WHAT THE EXERCISE ASKS: Take the material below and write it all out again exactly.

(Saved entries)
○ ○ ○

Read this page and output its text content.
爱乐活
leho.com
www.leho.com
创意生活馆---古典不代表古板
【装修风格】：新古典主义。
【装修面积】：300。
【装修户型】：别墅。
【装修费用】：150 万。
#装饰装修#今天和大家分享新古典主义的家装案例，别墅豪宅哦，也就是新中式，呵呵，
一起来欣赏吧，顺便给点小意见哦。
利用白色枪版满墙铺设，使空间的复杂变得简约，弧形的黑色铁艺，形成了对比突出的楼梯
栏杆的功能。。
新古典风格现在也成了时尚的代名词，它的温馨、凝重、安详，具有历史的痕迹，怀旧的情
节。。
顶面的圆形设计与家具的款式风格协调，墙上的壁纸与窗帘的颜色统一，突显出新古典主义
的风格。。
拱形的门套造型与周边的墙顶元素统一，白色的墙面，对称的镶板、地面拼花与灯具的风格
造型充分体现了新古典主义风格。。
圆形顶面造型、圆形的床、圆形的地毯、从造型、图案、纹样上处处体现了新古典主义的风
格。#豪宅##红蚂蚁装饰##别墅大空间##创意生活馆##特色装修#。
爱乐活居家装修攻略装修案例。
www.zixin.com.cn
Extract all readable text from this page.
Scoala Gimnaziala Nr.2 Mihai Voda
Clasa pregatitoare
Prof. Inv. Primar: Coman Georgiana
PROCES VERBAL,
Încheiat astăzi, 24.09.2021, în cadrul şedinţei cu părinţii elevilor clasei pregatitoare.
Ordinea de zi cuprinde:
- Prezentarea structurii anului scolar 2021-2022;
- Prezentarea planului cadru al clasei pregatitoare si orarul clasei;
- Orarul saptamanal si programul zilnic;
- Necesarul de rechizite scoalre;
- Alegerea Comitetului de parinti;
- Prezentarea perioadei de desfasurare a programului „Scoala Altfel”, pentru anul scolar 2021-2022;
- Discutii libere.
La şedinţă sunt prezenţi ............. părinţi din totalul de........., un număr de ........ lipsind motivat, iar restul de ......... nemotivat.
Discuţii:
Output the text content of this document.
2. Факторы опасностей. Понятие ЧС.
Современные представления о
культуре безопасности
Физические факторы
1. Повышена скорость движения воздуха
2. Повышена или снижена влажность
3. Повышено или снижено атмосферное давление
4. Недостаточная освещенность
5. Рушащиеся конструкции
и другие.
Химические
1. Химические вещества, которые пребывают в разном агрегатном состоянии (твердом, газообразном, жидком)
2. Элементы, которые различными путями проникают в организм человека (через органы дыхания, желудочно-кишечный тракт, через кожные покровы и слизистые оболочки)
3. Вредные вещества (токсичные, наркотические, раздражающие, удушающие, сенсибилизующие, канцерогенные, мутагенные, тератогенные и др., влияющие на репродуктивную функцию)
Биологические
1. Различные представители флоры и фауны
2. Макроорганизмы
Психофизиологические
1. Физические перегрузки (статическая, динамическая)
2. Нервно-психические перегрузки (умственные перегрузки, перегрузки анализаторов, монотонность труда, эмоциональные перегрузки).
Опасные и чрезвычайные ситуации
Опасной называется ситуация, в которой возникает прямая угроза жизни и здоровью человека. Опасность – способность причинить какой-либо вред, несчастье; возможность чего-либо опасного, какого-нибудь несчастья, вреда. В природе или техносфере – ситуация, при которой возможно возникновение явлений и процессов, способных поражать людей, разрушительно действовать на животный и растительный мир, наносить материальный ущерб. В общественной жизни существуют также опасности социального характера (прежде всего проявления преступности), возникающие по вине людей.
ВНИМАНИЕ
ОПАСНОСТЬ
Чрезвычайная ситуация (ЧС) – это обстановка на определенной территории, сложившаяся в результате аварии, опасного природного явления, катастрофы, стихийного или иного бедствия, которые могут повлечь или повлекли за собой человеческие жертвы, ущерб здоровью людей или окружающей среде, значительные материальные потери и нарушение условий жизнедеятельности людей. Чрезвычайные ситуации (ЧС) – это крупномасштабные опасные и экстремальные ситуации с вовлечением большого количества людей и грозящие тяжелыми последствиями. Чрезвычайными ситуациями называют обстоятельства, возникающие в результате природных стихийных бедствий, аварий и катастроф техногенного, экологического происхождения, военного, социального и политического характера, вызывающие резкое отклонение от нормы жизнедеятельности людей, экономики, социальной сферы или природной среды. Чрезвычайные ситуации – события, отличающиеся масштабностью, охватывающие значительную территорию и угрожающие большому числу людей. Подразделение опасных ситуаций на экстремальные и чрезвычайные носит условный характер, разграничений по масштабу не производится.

○ ○ ○

COMPLETE OUTPUT:
Read this page and output its text content.
爱乐活
leho.com
www.leho.com
创意生活馆---古典不代表古板
【装修风格】：新古典主义。
【装修面积】：300。
【装修户型】：别墅。
【装修费用】：150 万。
#装饰装修#今天和大家分享新古典主义的家装案例，别墅豪宅哦，也就是新中式，呵呵，
一起来欣赏吧，顺便给点小意见哦。
利用白色枪版满墙铺设，使空间的复杂变得简约，弧形的黑色铁艺，形成了对比突出的楼梯
栏杆的功能。。
新古典风格现在也成了时尚的代名词，它的温馨、凝重、安详，具有历史的痕迹，怀旧的情
节。。
顶面的圆形设计与家具的款式风格协调，墙上的壁纸与窗帘的颜色统一，突显出新古典主义
的风格。。
拱形的门套造型与周边的墙顶元素统一，白色的墙面，对称的镶板、地面拼花与灯具的风格
造型充分体现了新古典主义风格。。
圆形顶面造型、圆形的床、圆形的地毯、从造型、图案、纹样上处处体现了新古典主义的风
格。#豪宅##红蚂蚁装饰##别墅大空间##创意生活馆##特色装修#。
爱乐活居家装修攻略装修案例。
www.zixin.com.cn
Extract all readable text from this page.
Scoala Gimnaziala Nr.2 Mihai Voda
Clasa pregatitoare
Prof. Inv. Primar: Coman Georgiana
PROCES VERBAL,
Încheiat astăzi, 24.09.2021, în cadrul şedinţei cu părinţii elevilor clasei pregatitoare.
Ordinea de zi cuprinde:
- Prezentarea structurii anului scolar 2021-2022;
- Prezentarea planului cadru al clasei pregatitoare si orarul clasei;
- Orarul saptamanal si programul zilnic;
- Necesarul de rechizite scoalre;
- Alegerea Comitetului de parinti;
- Prezentarea perioadei de desfasurare a programului „Scoala Altfel”, pentru anul scolar 2021-2022;
- Discutii libere.
La şedinţă sunt prezenţi ............. părinţi din totalul de........., un număr de ........ lipsind motivat, iar restul de ......... nemotivat.
Discuţii:
Output the text content of this document.
2. Факторы опасностей. Понятие ЧС.
Современные представления о
культуре безопасности
Физические факторы
1. Повышена скорость движения воздуха
2. Повышена или снижена влажность
3. Повышено или снижено атмосферное давление
4. Недостаточная освещенность
5. Рушащиеся конструкции
и другие.
Химические
1. Химические вещества, которые пребывают в разном агрегатном состоянии (твердом, газообразном, жидком)
2. Элементы, которые различными путями проникают в организм человека (через органы дыхания, желудочно-кишечный тракт, через кожные покровы и слизистые оболочки)
3. Вредные вещества (токсичные, наркотические, раздражающие, удушающие, сенсибилизующие, канцерогенные, мутагенные, тератогенные и др., влияющие на репродуктивную функцию)
Биологические
1. Различные представители флоры и фауны
2. Макроорганизмы
Психофизиологические
1. Физические перегрузки (статическая, динамическая)
2. Нервно-психические перегрузки (умственные перегрузки, перегрузки анализаторов, монотонность труда, эмоциональные перегрузки).
Опасные и чрезвычайные ситуации
Опасной называется ситуация, в которой возникает прямая угроза жизни и здоровью человека. Опасность – способность причинить какой-либо вред, несчастье; возможность чего-либо опасного, какого-нибудь несчастья, вреда. В природе или техносфере – ситуация, при которой возможно возникновение явлений и процессов, способных поражать людей, разрушительно действовать на животный и растительный мир, наносить материальный ущерб. В общественной жизни существуют также опасности социального характера (прежде всего проявления преступности), возникающие по вине людей.
ВНИМАНИЕ
ОПАСНОСТЬ
Чрезвычайная ситуация (ЧС) – это обстановка на определенной территории, сложившаяся в результате аварии, опасного природного явления, катастрофы, стихийного или иного бедствия, которые могут повлечь или повлекли за собой человеческие жертвы, ущерб здоровью людей или окружающей среде, значительные материальные потери и нарушение условий жизнедеятельности людей. Чрезвычайные ситуации (ЧС) – это крупномасштабные опасные и экстремальные ситуации с вовлечением большого количества людей и грозящие тяжелыми последствиями. Чрезвычайными ситуациями называют обстоятельства, возникающие в результате природных стихийных бедствий, аварий и катастроф техногенного, экологического происхождения, военного, социального и политического характера, вызывающие резкое отклонение от нормы жизнедеятельности людей, экономики, социальной сферы или природной среды. Чрезвычайные ситуации – события, отличающиеся масштабностью, охватывающие значительную территорию и угрожающие большому числу людей. Подразделение опасных ситуаций на экстремальные и чрезвычайные носит условный характер, разграничений по масштабу не производится.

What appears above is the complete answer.